- TEXT SECTION:
A-classic boat-in-Lake-ComoA classic boat in Lake Como. Image credit: Como classic boats

Classic boats – specifically classic runaround boats – are the epitome of glamour. Classic boats were initially conceived for waterskiing around the lakes, or as a vehicle to enjoy slow, scenic travel. It was considered the height of fashion to be seen cruising, wearing an oversized hat and glasses, with a prosecco in-hand. In the 50’s and 60’s celebrities and royalty used classic boats such as the Riva, as a ‘catwalk for the river’, typically spotted in the Italian lakes and Monaco. Some celebrities even boarded these boats wearing full-length ball gowns, diamonds and pearls. And while classic boats were very much ‘in vogue’, they have never lost their charm and remain an iconic symbol of beauty and wealth.

Classic boats are the preferred choice among royalty including H.S.H. Prince Rainier III and Princess Grace of Monaco, King Farouk I of Egypt, Prince Pignatelli Cortes of Aragon, the sheikhs of Kuwait and Qatar, Count Giovanni Agusta, and Prince Alessandro Ruspoli.


A couple cruising in Lake Como. Image credit: Como Classic Boats

Celebrity Boat Appeal

Countless celebrities seen cruising in dreamy run-arounds include Brigitte Bardot and Peter Sellers, George Clooney, Sean Connery and Elizabeth Taylor and Richard Burton, Sofia Loren and many more.

What Defines A Classic Boat?

The average length of these boats is 41 feet, while they can vary in size from 9 feet to 125 feet. They are manufactured by a wide variety of yacht makers and their hull types include displacement, planing, deep vee, modified vee and other designs.

When we refer to a classic boat, we tend to envisage the elegant shape of The Riva Tritone- one of the most famous models of the Riva line. The Tritone is widely considered the most beautiful Riva model of all time. The shallow V-shaped hull offers the right mix of comfy suspension in a slight chop while providing a rail-like grip when taking a turn at speed. But what really defines a classic boat? It is worth noting that the Antique & Classic Boat Society has five categories of older vessels based on when the boats were constructed.

- REQUIRED ACTIONS:
1 > Name every hull type that the classic boats text mentions.
2 > Please carry the classic boats text on from its final sentence.

- GIVEN MATERIAL:
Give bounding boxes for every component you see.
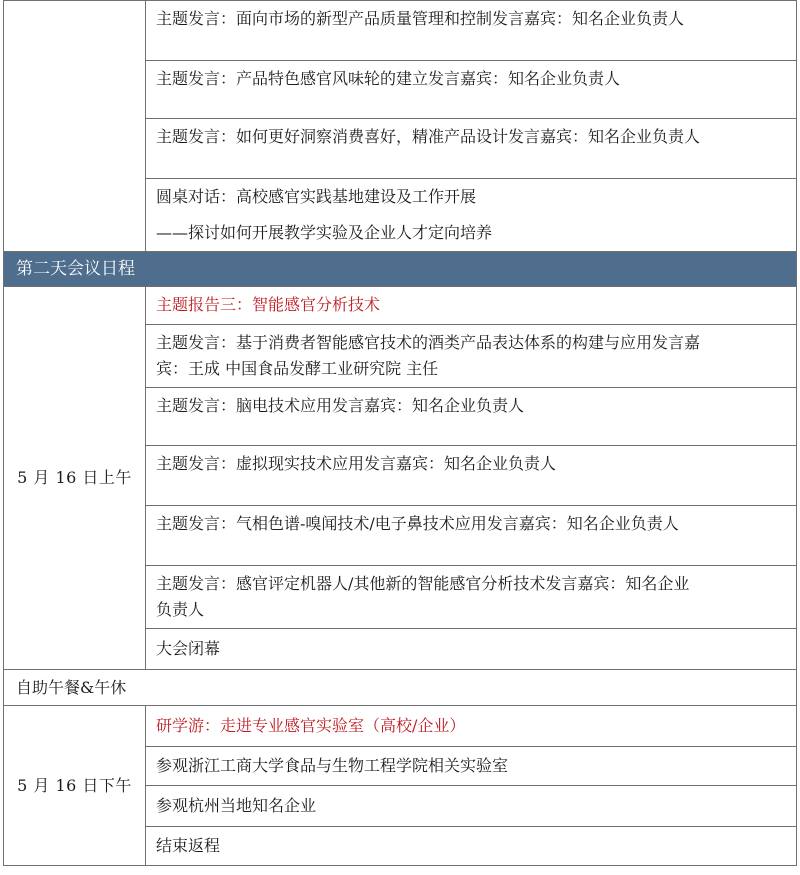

- ANSWERS IN ORDER:
1 > Displacement, planing, deep vee, modified vee

2 >
  • Prior to 1918 are considered Historic Boats
  • 1919-1942 are considered Antique Boats
  • 1943-1975 are considered Classic Boats
  • 1976-1995 are considered Late Classic Boats

Technically speaking, a classic boat is one that was built between 1943 and 1975. Any boat made over the past 25 years is categorised as a contemporary boat. We will refer to any boats modelled and inspired by this period as a classic boat for ease.

Contemporary versions take cues from classic boats iconic and timeless designs yet benefit from modern technology and design improvement.

Classic Boat Brands

The art of building wooden boats is declining partly due to the intensive level of craftsmanship required which is impossible to produce on a large scale. Buyers will seek out a few select brands based on their specialist skills necessary to build well-crafted boats.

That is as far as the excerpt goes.